## Problem to work on
Give the data below again exactly as written, without its pictures.

## Listed records
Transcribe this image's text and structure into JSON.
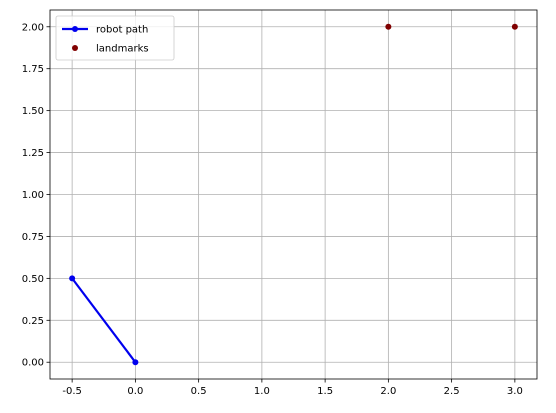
{
  "chart_data": {
    "type": "line",
    "title": "",
    "xlabel": "",
    "ylabel": "",
    "xlim": [
      -0.675,
      3.175
    ],
    "ylim": [
      -0.1,
      2.1
    ],
    "grid": true,
    "legend_position": "top-left",
    "x_ticks": [
      "-0.5",
      "0.0",
      "0.5",
      "1.0",
      "1.5",
      "2.0",
      "2.5",
      "3.0"
    ],
    "x_tick_values": [
      -0.5,
      0.0,
      0.5,
      1.0,
      1.5,
      2.0,
      2.5,
      3.0
    ],
    "y_ticks": [
      "0.00",
      "0.25",
      "0.50",
      "0.75",
      "1.00",
      "1.25",
      "1.50",
      "1.75",
      "2.00"
    ],
    "y_tick_values": [
      0.0,
      0.25,
      0.5,
      0.75,
      1.0,
      1.25,
      1.5,
      1.75,
      2.0
    ],
    "series": [
      {
        "name": "robot path",
        "style": "line-marker",
        "color": "#0000ee",
        "points": [
          [
            -0.5,
            0.5
          ],
          [
            0.0,
            0.0
          ]
        ]
      },
      {
        "name": "landmarks",
        "style": "marker",
        "color": "#800000",
        "points": [
          [
            2.0,
            2.0
          ],
          [
            3.0,
            2.0
          ]
        ]
      }
    ]
  }
}
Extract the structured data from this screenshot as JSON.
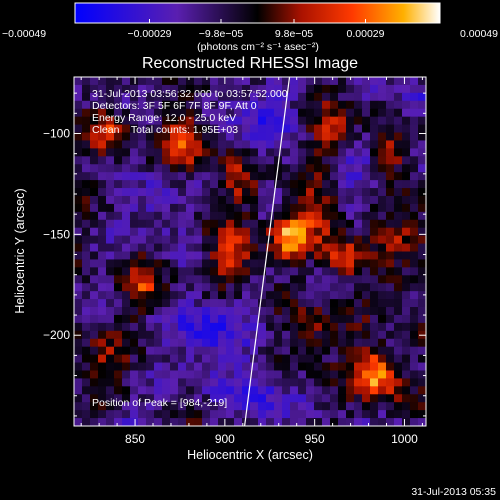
{
  "chart_data": {
    "type": "heatmap",
    "title": "Reconstructed RHESSI Image",
    "xlabel": "Heliocentric X (arcsec)",
    "ylabel": "Heliocentric Y (arcsec)",
    "xlim": [
      816,
      1012
    ],
    "ylim": [
      -245,
      -72
    ],
    "x_ticks": [
      850,
      900,
      950,
      1000
    ],
    "x_tick_labels": [
      "850",
      "900",
      "950",
      "1000"
    ],
    "y_ticks": [
      -100,
      -150,
      -200
    ],
    "y_tick_labels": [
      "−100",
      "−150",
      "−200"
    ],
    "colorbar": {
      "range": [
        -0.00049,
        0.00049
      ],
      "ticks": [
        -0.00049,
        -0.00029,
        -9.8e-05,
        9.8e-05,
        0.00029,
        0.00049
      ],
      "tick_labels": [
        "−0.00049",
        "−0.00029",
        "−9.8e−05",
        "9.8e−05",
        "0.00029",
        "0.00049"
      ],
      "units": "(photons cm⁻² s⁻¹ asec⁻²)",
      "colors": [
        "#0000ff",
        "#5a1fb0",
        "#000000",
        "#aa1200",
        "#ff3a00",
        "#ffb000",
        "#ffffff"
      ]
    },
    "annotations": {
      "time_range": "31-Jul-2013 03:56:32.000 to 03:57:52.000",
      "detectors": "Detectors: 3F 5F 6F 7F 8F 9F, Att 0",
      "energy": "Energy Range: 12.0 - 25.0 keV",
      "clean": "Clean    Total counts: 1.95E+03",
      "peak": "Position of Peak = [984,-219]"
    },
    "sources": [
      {
        "x": 984,
        "y": -219,
        "amp": 1.0,
        "w": 9
      },
      {
        "x": 936,
        "y": -152,
        "amp": 0.85,
        "w": 7
      },
      {
        "x": 952,
        "y": -140,
        "amp": 0.55,
        "w": 10
      },
      {
        "x": 965,
        "y": -162,
        "amp": 0.55,
        "w": 8
      },
      {
        "x": 905,
        "y": -160,
        "amp": 0.65,
        "w": 9
      },
      {
        "x": 880,
        "y": -105,
        "amp": 0.65,
        "w": 10
      },
      {
        "x": 835,
        "y": -100,
        "amp": 0.55,
        "w": 8
      },
      {
        "x": 855,
        "y": -175,
        "amp": 0.55,
        "w": 8
      },
      {
        "x": 830,
        "y": -215,
        "amp": 0.45,
        "w": 10
      },
      {
        "x": 910,
        "y": -125,
        "amp": 0.45,
        "w": 8
      },
      {
        "x": 960,
        "y": -100,
        "amp": 0.45,
        "w": 9
      },
      {
        "x": 1000,
        "y": -150,
        "amp": 0.5,
        "w": 10
      },
      {
        "x": 990,
        "y": -110,
        "amp": 0.45,
        "w": 8
      },
      {
        "x": 950,
        "y": -200,
        "amp": 0.4,
        "w": 9
      },
      {
        "x": 995,
        "y": -180,
        "amp": 0.35,
        "w": 7
      },
      {
        "x": 920,
        "y": -90,
        "amp": -0.45,
        "w": 12
      },
      {
        "x": 890,
        "y": -200,
        "amp": -0.5,
        "w": 14
      },
      {
        "x": 860,
        "y": -135,
        "amp": -0.35,
        "w": 10
      },
      {
        "x": 975,
        "y": -120,
        "amp": -0.35,
        "w": 10
      },
      {
        "x": 920,
        "y": -230,
        "amp": -0.4,
        "w": 12
      },
      {
        "x": 845,
        "y": -240,
        "amp": -0.3,
        "w": 8
      },
      {
        "x": 1005,
        "y": -85,
        "amp": -0.3,
        "w": 8
      }
    ],
    "limb_line": [
      [
        911,
        -245
      ],
      [
        936,
        -72
      ]
    ],
    "grid": false
  },
  "footer": {
    "timestamp": "31-Jul-2013 05:35"
  }
}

## Worked answer
Transcribe this image's text and structure into JSON.
{
  "chart_data": {
    "type": "line",
    "title": "",
    "xlabel": "",
    "ylabel": "",
    "xlim": [
      -0.675,
      3.175
    ],
    "ylim": [
      -0.1,
      2.1
    ],
    "grid": true,
    "legend_position": "top-left",
    "x_ticks": [
      "-0.5",
      "0.0",
      "0.5",
      "1.0",
      "1.5",
      "2.0",
      "2.5",
      "3.0"
    ],
    "x_tick_values": [
      -0.5,
      0.0,
      0.5,
      1.0,
      1.5,
      2.0,
      2.5,
      3.0
    ],
    "y_ticks": [
      "0.00",
      "0.25",
      "0.50",
      "0.75",
      "1.00",
      "1.25",
      "1.50",
      "1.75",
      "2.00"
    ],
    "y_tick_values": [
      0.0,
      0.25,
      0.5,
      0.75,
      1.0,
      1.25,
      1.5,
      1.75,
      2.0
    ],
    "series": [
      {
        "name": "robot path",
        "style": "line-marker",
        "color": "#0000ee",
        "points": [
          [
            -0.5,
            0.5
          ],
          [
            0.0,
            0.0
          ]
        ]
      },
      {
        "name": "landmarks",
        "style": "marker",
        "color": "#800000",
        "points": [
          [
            2.0,
            2.0
          ],
          [
            3.0,
            2.0
          ]
        ]
      }
    ]
  }
}
Extract the structured data from this screenshot as JSON.
{
  "chart_data": {
    "type": "heatmap",
    "title": "Reconstructed RHESSI Image",
    "xlabel": "Heliocentric X (arcsec)",
    "ylabel": "Heliocentric Y (arcsec)",
    "xlim": [
      816,
      1012
    ],
    "ylim": [
      -245,
      -72
    ],
    "x_ticks": [
      850,
      900,
      950,
      1000
    ],
    "x_tick_labels": [
      "850",
      "900",
      "950",
      "1000"
    ],
    "y_ticks": [
      -100,
      -150,
      -200
    ],
    "y_tick_labels": [
      "−100",
      "−150",
      "−200"
    ],
    "colorbar": {
      "range": [
        -0.00049,
        0.00049
      ],
      "ticks": [
        -0.00049,
        -0.00029,
        -9.8e-05,
        9.8e-05,
        0.00029,
        0.00049
      ],
      "tick_labels": [
        "−0.00049",
        "−0.00029",
        "−9.8e−05",
        "9.8e−05",
        "0.00029",
        "0.00049"
      ],
      "units": "(photons cm⁻² s⁻¹ asec⁻²)",
      "colors": [
        "#0000ff",
        "#5a1fb0",
        "#000000",
        "#aa1200",
        "#ff3a00",
        "#ffb000",
        "#ffffff"
      ]
    },
    "annotations": {
      "time_range": "31-Jul-2013 03:56:32.000 to 03:57:52.000",
      "detectors": "Detectors: 3F 5F 6F 7F 8F 9F, Att 0",
      "energy": "Energy Range: 12.0 - 25.0 keV",
      "clean": "Clean    Total counts: 1.95E+03",
      "peak": "Position of Peak = [984,-219]"
    },
    "sources": [
      {
        "x": 984,
        "y": -219,
        "amp": 1.0,
        "w": 9
      },
      {
        "x": 936,
        "y": -152,
        "amp": 0.85,
        "w": 7
      },
      {
        "x": 952,
        "y": -140,
        "amp": 0.55,
        "w": 10
      },
      {
        "x": 965,
        "y": -162,
        "amp": 0.55,
        "w": 8
      },
      {
        "x": 905,
        "y": -160,
        "amp": 0.65,
        "w": 9
      },
      {
        "x": 880,
        "y": -105,
        "amp": 0.65,
        "w": 10
      },
      {
        "x": 835,
        "y": -100,
        "amp": 0.55,
        "w": 8
      },
      {
        "x": 855,
        "y": -175,
        "amp": 0.55,
        "w": 8
      },
      {
        "x": 830,
        "y": -215,
        "amp": 0.45,
        "w": 10
      },
      {
        "x": 910,
        "y": -125,
        "amp": 0.45,
        "w": 8
      },
      {
        "x": 960,
        "y": -100,
        "amp": 0.45,
        "w": 9
      },
      {
        "x": 1000,
        "y": -150,
        "amp": 0.5,
        "w": 10
      },
      {
        "x": 990,
        "y": -110,
        "amp": 0.45,
        "w": 8
      },
      {
        "x": 950,
        "y": -200,
        "amp": 0.4,
        "w": 9
      },
      {
        "x": 995,
        "y": -180,
        "amp": 0.35,
        "w": 7
      },
      {
        "x": 920,
        "y": -90,
        "amp": -0.45,
        "w": 12
      },
      {
        "x": 890,
        "y": -200,
        "amp": -0.5,
        "w": 14
      },
      {
        "x": 860,
        "y": -135,
        "amp": -0.35,
        "w": 10
      },
      {
        "x": 975,
        "y": -120,
        "amp": -0.35,
        "w": 10
      },
      {
        "x": 920,
        "y": -230,
        "amp": -0.4,
        "w": 12
      },
      {
        "x": 845,
        "y": -240,
        "amp": -0.3,
        "w": 8
      },
      {
        "x": 1005,
        "y": -85,
        "amp": -0.3,
        "w": 8
      }
    ],
    "limb_line": [
      [
        911,
        -245
      ],
      [
        936,
        -72
      ]
    ],
    "grid": false
  },
  "footer": {
    "timestamp": "31-Jul-2013 05:35"
  }
}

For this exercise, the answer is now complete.